Exercise prompt: Check each line of the data for "Community" and select those that have it.

Dataset:
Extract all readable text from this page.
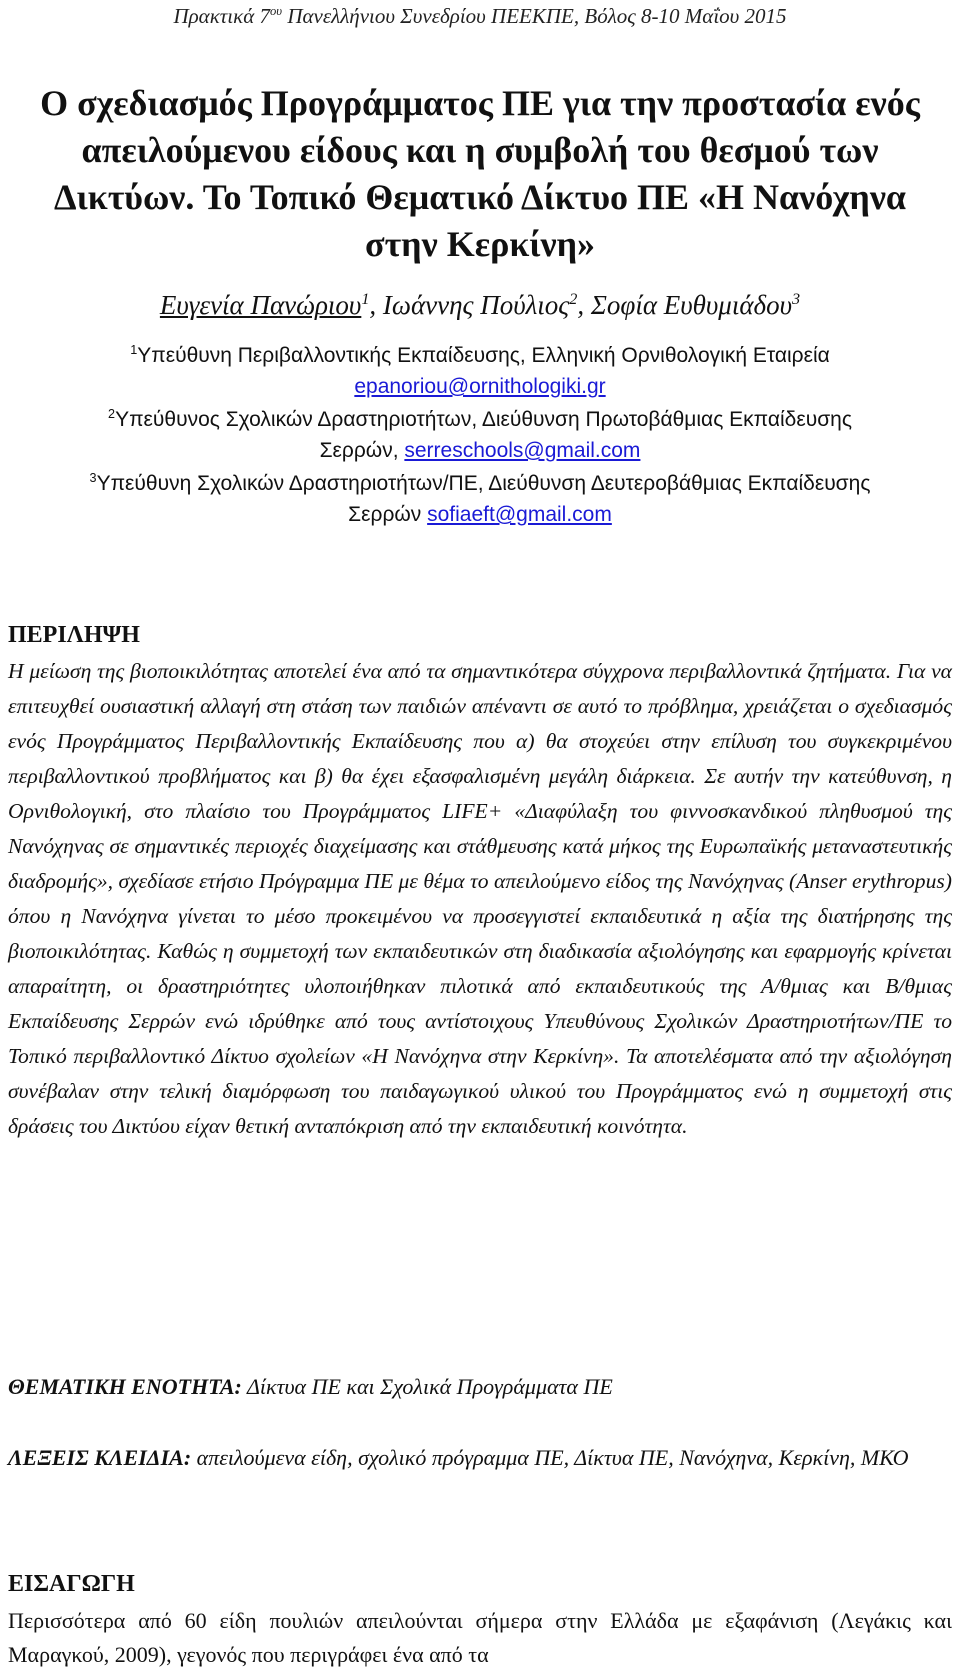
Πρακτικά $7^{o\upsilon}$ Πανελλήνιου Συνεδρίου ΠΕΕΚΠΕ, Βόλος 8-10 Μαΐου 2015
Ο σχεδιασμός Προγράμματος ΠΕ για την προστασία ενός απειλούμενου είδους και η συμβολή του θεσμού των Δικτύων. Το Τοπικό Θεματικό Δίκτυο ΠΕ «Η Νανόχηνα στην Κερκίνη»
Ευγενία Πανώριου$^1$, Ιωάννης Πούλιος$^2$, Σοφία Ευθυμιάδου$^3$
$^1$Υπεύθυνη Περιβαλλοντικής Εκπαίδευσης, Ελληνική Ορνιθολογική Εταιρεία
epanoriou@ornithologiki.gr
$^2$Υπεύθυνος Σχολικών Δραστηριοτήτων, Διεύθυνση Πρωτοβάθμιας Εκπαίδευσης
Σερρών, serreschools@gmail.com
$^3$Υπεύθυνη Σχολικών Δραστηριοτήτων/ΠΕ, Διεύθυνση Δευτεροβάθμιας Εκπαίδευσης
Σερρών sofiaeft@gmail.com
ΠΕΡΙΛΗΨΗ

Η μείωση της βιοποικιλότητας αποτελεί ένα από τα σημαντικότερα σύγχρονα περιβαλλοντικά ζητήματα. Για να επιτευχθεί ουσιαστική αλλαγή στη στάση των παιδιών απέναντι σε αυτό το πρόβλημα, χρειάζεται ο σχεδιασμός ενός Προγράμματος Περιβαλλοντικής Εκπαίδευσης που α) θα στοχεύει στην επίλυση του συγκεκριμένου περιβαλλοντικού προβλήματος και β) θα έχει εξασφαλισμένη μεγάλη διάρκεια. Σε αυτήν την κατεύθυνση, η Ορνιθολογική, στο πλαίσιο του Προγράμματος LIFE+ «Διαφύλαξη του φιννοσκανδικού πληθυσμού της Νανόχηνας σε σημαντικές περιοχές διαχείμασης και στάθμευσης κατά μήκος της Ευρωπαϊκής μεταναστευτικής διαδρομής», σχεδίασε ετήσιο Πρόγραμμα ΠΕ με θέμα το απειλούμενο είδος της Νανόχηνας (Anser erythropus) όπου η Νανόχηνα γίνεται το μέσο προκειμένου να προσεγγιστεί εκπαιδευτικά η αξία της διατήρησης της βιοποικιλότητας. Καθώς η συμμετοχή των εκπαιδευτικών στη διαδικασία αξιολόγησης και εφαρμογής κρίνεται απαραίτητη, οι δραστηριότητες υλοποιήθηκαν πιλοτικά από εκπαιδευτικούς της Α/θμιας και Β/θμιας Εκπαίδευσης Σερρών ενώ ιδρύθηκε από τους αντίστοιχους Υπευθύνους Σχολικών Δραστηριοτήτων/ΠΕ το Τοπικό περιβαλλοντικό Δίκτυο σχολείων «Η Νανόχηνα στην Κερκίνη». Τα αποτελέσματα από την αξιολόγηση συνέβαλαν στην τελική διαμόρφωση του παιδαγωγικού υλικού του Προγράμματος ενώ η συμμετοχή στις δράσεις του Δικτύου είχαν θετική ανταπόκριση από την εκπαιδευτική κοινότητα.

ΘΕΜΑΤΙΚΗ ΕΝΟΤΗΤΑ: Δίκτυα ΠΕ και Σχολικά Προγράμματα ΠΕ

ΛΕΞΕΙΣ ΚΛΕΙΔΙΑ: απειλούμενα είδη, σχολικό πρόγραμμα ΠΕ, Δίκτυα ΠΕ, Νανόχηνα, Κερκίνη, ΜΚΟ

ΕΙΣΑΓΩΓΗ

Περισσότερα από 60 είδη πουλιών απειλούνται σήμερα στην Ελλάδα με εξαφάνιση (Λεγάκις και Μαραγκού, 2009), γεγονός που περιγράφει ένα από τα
--
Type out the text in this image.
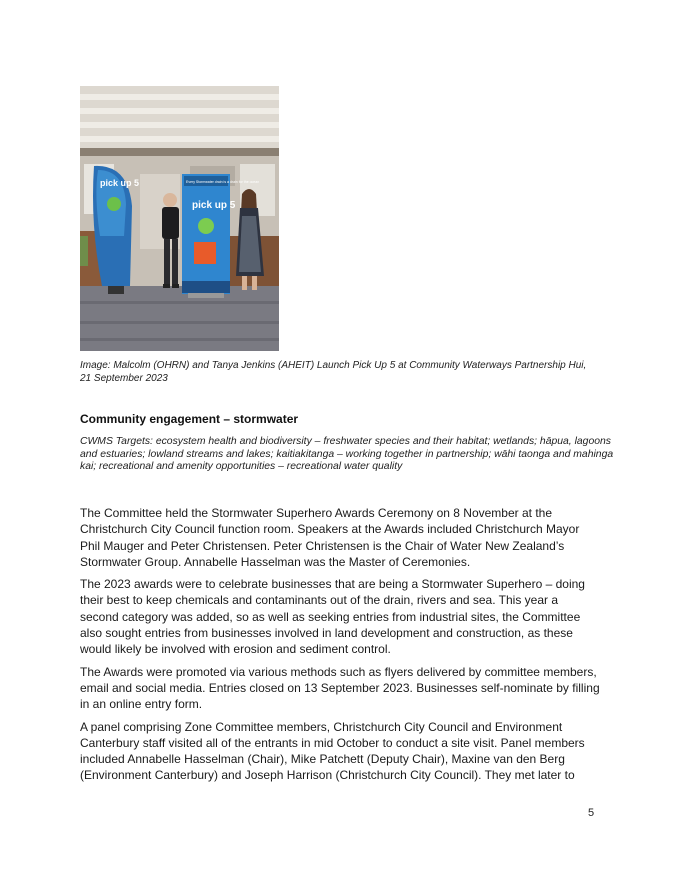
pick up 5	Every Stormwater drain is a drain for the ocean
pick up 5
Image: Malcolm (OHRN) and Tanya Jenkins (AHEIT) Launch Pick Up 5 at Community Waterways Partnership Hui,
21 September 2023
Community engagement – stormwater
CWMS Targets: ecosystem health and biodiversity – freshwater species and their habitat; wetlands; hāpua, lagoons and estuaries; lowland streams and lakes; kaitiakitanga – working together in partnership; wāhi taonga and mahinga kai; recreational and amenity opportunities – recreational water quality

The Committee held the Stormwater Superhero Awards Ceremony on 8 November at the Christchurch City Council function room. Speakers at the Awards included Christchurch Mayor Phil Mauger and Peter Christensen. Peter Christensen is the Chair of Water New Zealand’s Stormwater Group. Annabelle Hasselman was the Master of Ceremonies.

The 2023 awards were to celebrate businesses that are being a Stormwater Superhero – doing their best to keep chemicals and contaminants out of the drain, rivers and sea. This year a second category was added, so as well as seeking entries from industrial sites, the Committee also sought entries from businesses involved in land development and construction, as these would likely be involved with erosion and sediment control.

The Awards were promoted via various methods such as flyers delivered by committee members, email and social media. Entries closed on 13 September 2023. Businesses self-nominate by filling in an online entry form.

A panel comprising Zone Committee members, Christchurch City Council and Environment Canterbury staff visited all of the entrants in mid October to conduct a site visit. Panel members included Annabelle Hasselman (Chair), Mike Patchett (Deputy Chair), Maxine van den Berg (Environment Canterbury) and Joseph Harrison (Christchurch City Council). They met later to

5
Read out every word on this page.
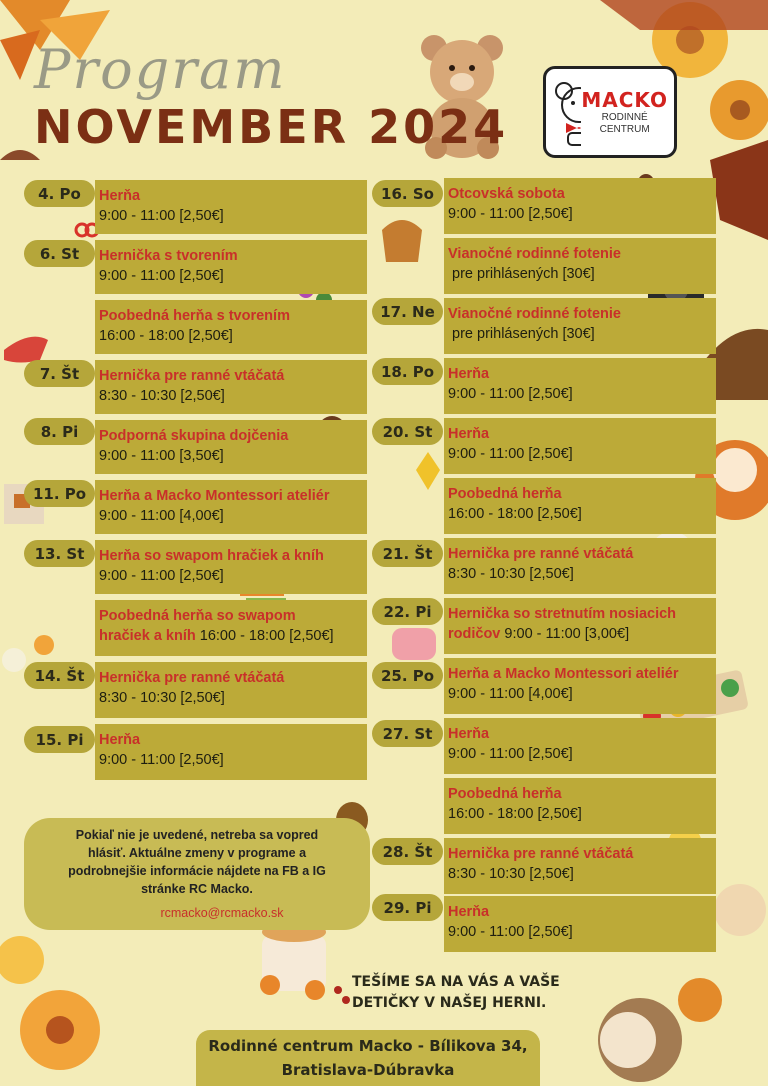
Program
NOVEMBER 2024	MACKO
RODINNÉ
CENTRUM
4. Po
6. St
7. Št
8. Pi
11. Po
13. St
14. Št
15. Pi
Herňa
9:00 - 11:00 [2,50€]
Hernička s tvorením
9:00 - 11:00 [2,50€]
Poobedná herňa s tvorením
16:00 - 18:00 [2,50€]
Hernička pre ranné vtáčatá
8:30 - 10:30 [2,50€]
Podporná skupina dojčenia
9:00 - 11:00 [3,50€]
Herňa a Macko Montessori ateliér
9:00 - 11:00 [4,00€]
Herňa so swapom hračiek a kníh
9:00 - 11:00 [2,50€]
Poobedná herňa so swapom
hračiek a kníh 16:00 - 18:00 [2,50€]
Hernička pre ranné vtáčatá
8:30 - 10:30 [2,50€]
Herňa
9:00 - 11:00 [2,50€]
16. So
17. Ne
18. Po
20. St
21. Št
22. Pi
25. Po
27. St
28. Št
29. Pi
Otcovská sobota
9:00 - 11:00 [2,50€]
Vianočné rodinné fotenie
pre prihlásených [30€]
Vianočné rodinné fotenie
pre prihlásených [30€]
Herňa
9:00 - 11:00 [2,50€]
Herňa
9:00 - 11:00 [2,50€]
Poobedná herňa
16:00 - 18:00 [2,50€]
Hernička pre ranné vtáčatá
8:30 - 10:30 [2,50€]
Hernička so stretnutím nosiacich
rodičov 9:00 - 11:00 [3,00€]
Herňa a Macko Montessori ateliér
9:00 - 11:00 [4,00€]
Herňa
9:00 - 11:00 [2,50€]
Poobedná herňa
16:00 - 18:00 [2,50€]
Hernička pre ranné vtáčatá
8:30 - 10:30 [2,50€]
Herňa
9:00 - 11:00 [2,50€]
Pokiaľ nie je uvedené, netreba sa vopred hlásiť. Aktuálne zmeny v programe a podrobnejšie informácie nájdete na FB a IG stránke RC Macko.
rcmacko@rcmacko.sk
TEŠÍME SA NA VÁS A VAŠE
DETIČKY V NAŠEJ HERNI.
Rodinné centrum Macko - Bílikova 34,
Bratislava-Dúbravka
---
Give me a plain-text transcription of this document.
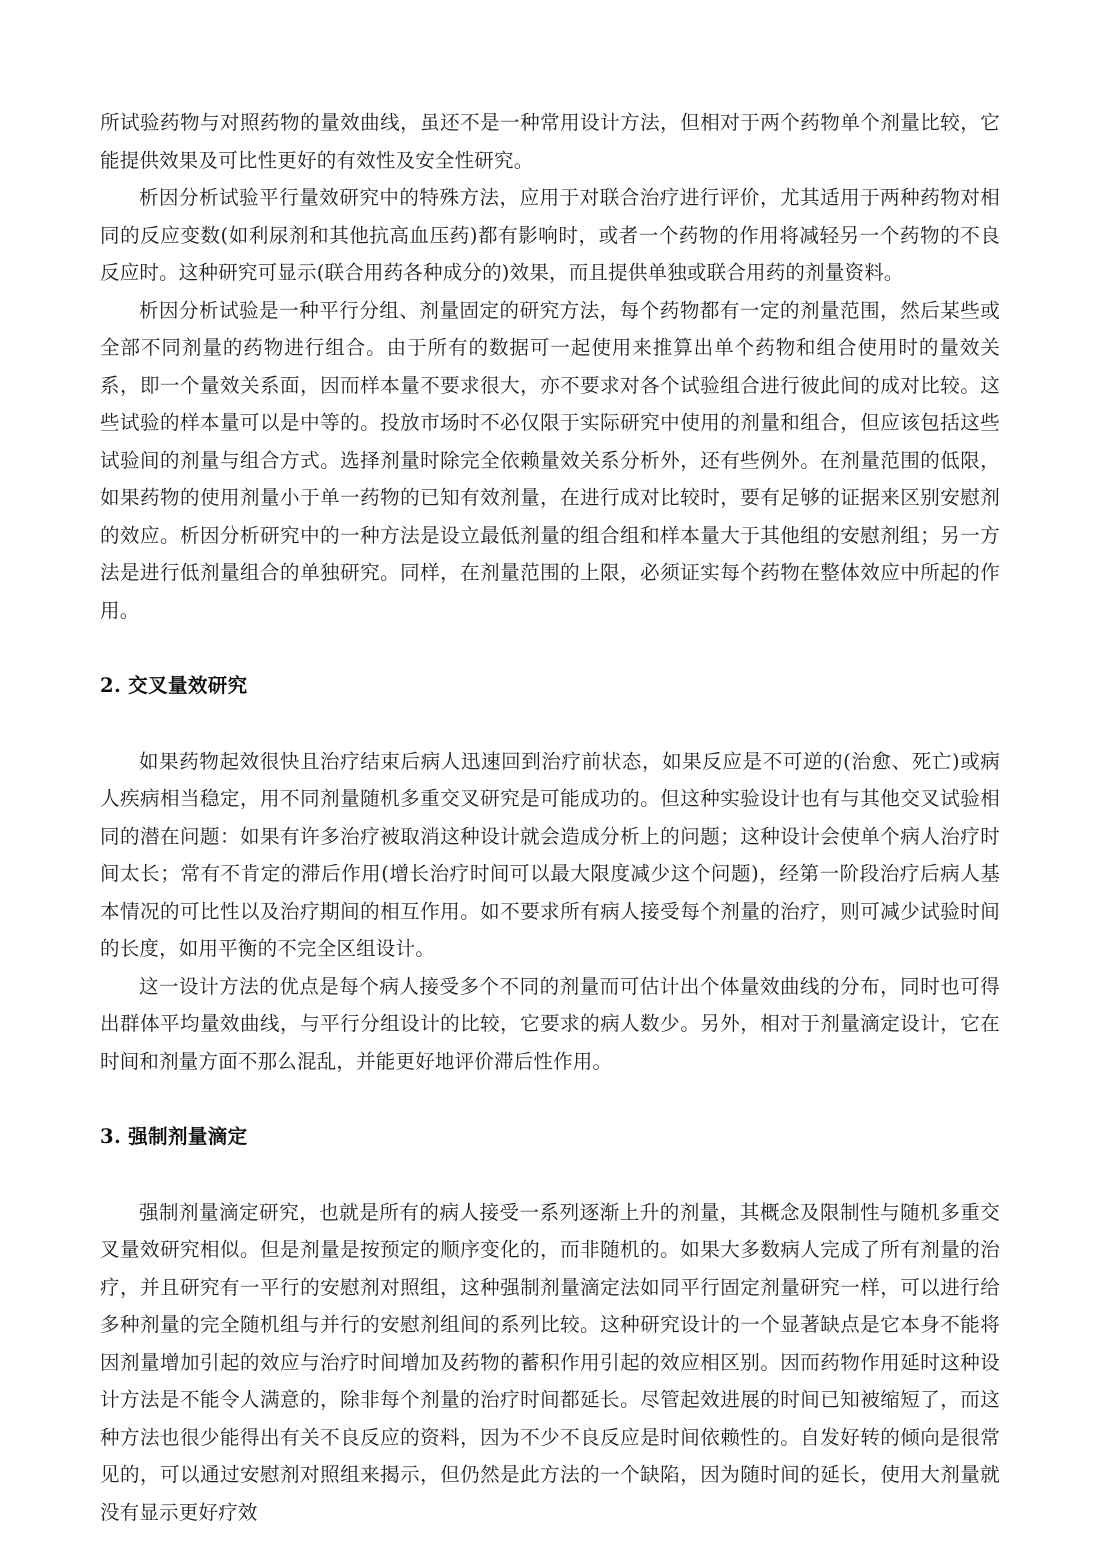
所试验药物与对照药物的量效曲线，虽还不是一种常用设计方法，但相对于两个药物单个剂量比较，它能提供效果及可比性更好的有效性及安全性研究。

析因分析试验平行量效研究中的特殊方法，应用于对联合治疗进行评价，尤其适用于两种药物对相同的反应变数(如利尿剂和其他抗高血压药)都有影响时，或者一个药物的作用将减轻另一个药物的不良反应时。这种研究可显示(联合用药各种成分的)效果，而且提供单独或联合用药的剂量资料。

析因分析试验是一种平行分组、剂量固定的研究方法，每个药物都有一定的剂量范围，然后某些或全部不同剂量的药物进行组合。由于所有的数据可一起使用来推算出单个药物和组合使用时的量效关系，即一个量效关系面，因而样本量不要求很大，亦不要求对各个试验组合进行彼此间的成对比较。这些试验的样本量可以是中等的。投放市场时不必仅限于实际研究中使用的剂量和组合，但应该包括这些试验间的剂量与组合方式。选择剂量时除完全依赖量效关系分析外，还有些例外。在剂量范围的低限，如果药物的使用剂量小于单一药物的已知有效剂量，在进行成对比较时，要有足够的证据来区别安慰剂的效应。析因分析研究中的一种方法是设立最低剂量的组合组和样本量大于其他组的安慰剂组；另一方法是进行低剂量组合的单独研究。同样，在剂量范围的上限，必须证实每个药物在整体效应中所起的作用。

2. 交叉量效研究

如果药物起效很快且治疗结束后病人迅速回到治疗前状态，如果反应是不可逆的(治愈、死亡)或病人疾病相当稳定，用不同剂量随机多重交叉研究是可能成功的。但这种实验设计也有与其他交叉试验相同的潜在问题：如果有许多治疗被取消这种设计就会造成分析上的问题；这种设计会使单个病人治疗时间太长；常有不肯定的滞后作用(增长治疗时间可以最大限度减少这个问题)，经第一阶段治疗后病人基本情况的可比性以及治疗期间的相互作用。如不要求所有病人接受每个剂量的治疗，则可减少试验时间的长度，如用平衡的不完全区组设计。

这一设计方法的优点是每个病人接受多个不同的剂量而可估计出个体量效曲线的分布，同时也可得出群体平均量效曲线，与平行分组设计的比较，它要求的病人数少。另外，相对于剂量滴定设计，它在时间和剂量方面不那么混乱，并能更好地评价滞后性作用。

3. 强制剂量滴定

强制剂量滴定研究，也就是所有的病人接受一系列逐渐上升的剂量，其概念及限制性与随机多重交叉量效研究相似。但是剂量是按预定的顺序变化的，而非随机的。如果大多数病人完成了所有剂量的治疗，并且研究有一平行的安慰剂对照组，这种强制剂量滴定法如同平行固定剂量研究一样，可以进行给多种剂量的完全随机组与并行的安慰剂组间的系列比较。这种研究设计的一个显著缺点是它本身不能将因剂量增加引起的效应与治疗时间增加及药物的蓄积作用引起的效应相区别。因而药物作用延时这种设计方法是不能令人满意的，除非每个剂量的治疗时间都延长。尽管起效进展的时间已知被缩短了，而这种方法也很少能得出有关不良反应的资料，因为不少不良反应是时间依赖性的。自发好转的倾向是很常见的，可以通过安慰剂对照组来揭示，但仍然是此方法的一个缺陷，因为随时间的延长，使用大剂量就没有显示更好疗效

Solved problem:
Image: Malcolm (OHRN) and Tanya Jenkins (AHEIT) Launch Pick Up 5 at Community Waterways Partnership Hui,
Community engagement – stormwater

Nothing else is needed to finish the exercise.